[start INPUT]
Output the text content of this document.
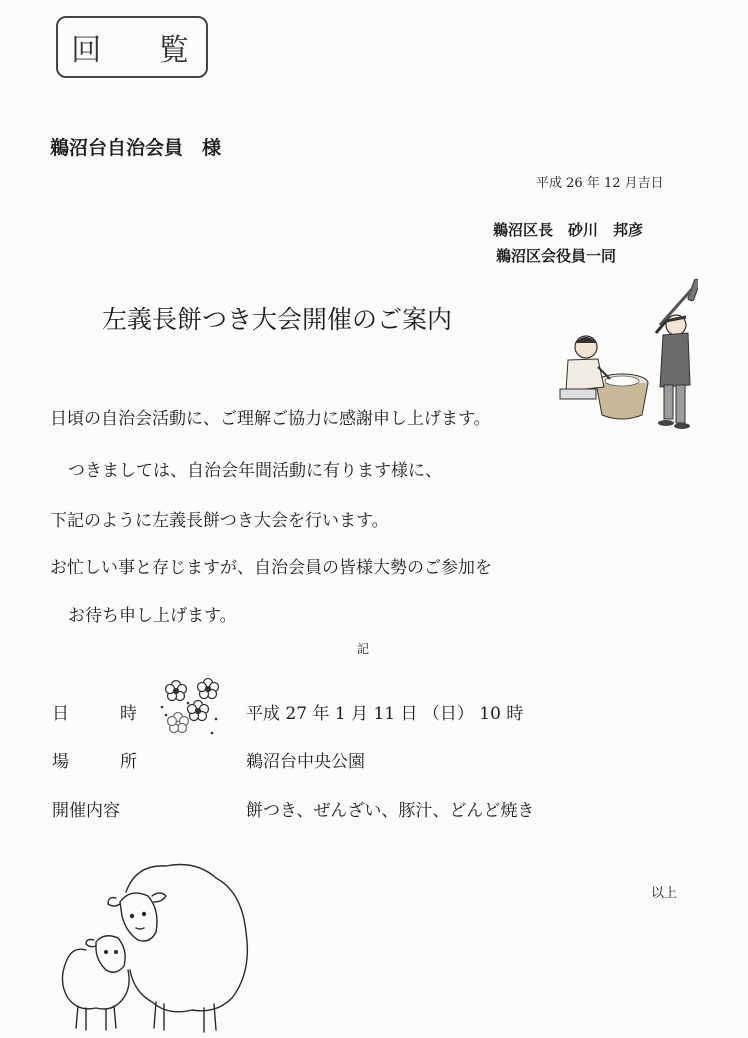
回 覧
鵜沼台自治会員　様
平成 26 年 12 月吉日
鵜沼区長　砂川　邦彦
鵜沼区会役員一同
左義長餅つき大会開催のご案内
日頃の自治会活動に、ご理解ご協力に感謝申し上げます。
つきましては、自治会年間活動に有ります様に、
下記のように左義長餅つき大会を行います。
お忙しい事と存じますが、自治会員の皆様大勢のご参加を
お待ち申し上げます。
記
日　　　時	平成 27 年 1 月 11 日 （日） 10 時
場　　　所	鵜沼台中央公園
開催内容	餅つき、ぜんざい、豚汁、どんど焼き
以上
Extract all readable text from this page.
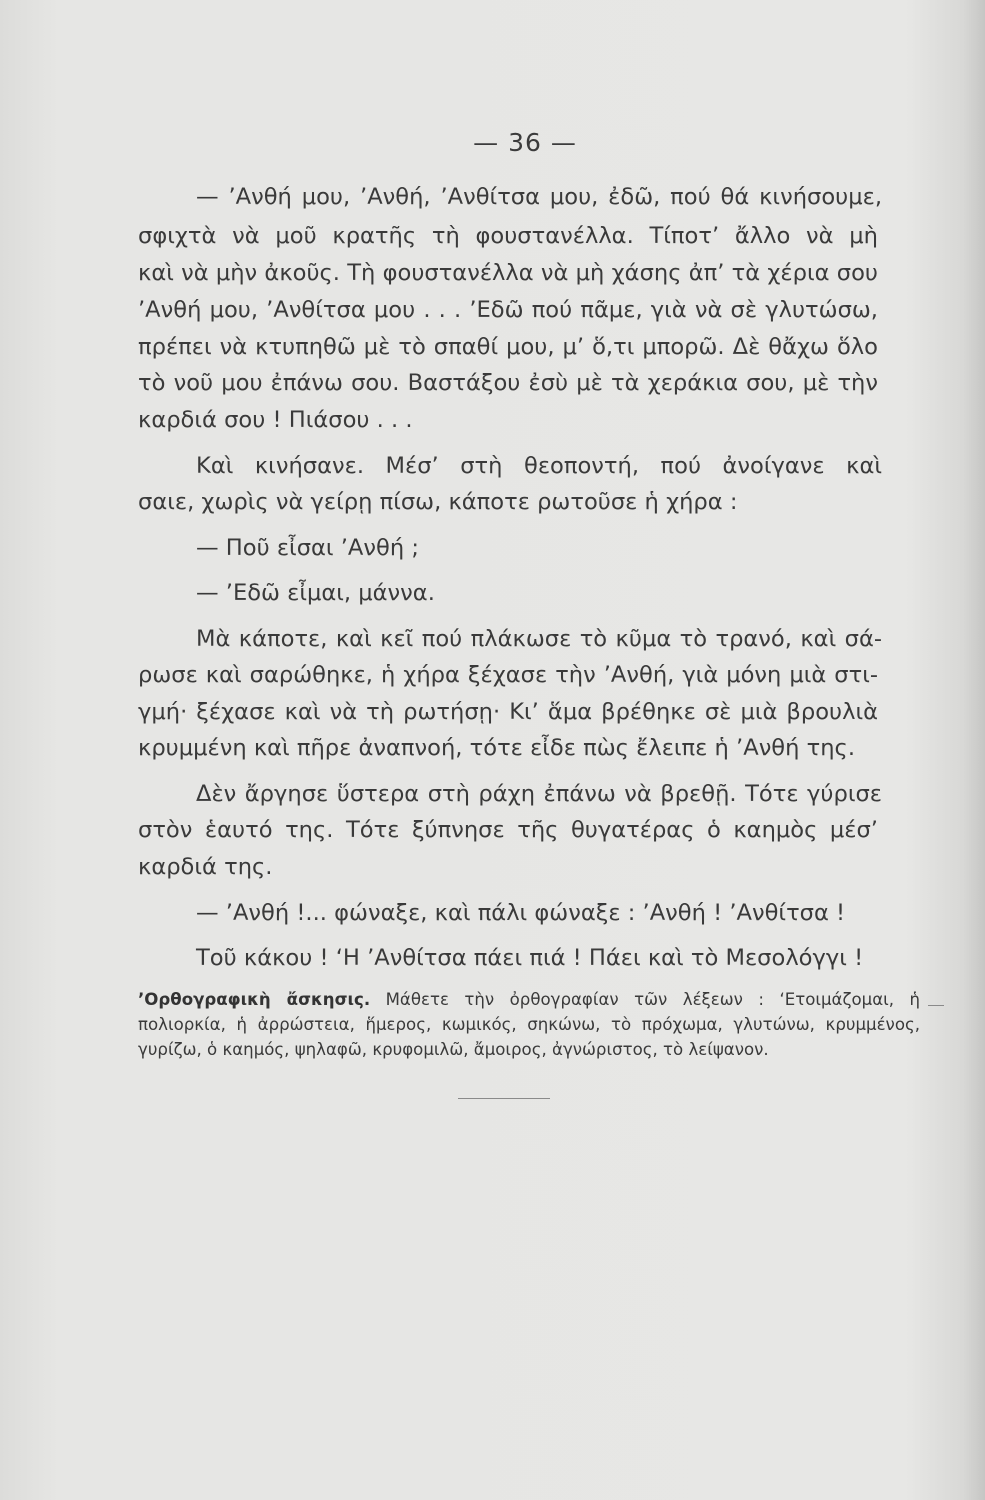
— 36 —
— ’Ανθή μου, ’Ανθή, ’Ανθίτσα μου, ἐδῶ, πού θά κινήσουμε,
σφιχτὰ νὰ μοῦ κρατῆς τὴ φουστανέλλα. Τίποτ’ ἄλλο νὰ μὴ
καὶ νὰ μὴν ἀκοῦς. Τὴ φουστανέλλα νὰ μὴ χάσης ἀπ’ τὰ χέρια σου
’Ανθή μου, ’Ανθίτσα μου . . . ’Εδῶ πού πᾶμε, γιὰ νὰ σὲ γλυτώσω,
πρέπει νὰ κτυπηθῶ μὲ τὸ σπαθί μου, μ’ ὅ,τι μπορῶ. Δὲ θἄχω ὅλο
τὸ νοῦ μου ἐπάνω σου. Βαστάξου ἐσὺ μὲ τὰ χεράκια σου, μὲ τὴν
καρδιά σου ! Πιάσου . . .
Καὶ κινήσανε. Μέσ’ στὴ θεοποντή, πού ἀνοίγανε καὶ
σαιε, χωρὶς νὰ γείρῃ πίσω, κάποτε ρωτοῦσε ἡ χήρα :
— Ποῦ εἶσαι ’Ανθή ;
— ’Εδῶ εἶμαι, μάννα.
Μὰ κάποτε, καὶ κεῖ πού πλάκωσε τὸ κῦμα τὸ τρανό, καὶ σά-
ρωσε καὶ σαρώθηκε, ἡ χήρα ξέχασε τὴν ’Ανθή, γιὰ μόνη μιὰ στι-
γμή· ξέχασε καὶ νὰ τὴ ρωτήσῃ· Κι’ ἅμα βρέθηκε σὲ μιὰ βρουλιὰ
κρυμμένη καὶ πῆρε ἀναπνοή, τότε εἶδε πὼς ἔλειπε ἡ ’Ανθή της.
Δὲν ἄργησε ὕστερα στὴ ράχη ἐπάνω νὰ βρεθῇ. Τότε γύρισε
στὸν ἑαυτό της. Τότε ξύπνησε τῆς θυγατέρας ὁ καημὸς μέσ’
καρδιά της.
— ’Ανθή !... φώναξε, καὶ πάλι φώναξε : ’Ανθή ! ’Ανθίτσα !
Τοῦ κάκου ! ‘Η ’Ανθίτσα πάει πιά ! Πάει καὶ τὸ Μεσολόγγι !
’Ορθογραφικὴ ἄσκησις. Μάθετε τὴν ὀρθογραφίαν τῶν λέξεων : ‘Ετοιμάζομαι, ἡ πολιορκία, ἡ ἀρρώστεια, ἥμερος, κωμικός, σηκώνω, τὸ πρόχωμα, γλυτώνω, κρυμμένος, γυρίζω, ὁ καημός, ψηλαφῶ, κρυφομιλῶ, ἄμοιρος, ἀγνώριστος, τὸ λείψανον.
[end INPUT]
[start INPUT]
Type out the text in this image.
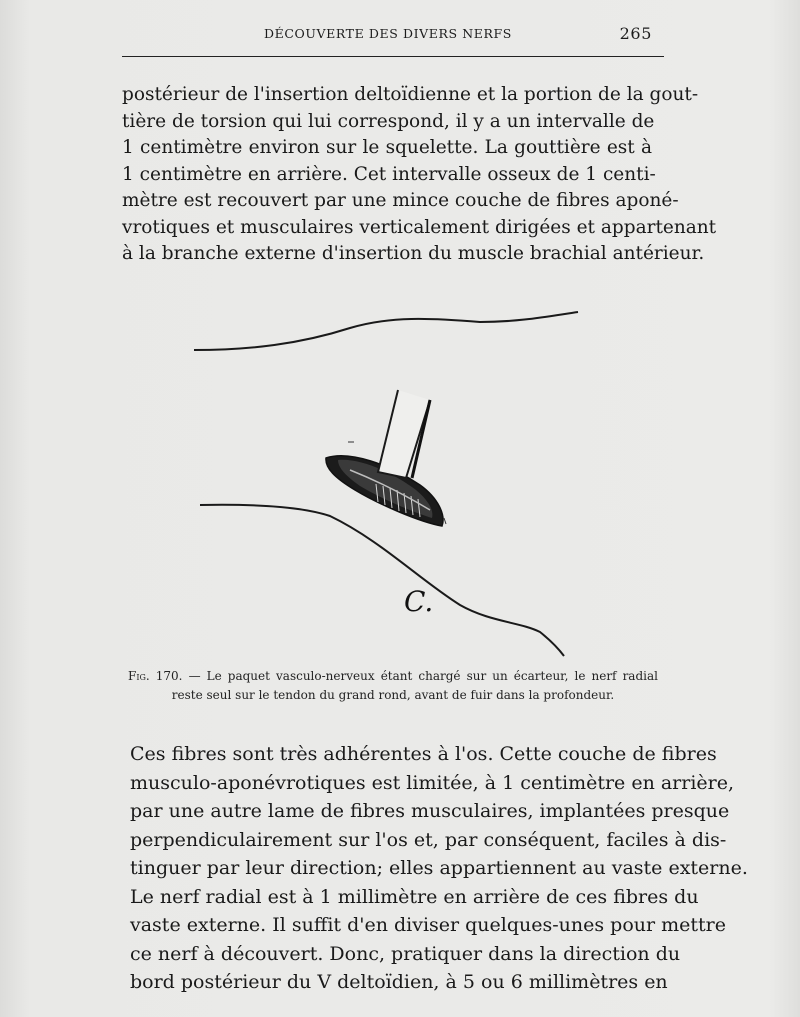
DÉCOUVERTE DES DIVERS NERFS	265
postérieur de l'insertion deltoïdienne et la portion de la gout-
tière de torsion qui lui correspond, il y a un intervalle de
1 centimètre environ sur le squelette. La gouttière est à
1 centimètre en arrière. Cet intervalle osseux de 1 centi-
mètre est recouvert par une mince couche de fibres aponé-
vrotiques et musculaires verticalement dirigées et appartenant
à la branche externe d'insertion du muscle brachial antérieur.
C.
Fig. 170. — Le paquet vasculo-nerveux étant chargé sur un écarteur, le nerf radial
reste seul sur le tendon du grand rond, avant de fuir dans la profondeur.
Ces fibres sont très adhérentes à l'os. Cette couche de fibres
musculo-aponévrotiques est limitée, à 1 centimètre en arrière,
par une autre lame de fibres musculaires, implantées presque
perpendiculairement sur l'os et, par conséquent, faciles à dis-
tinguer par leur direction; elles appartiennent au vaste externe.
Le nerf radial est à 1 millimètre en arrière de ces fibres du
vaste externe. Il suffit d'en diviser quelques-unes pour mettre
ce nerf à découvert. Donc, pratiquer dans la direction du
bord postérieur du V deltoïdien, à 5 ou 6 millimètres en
[end INPUT]
* SET PROBLEM *
Count every line above that holds the string "Ανθή" and give the total, nothing more.

* RESULT FOR THIS TASK *
6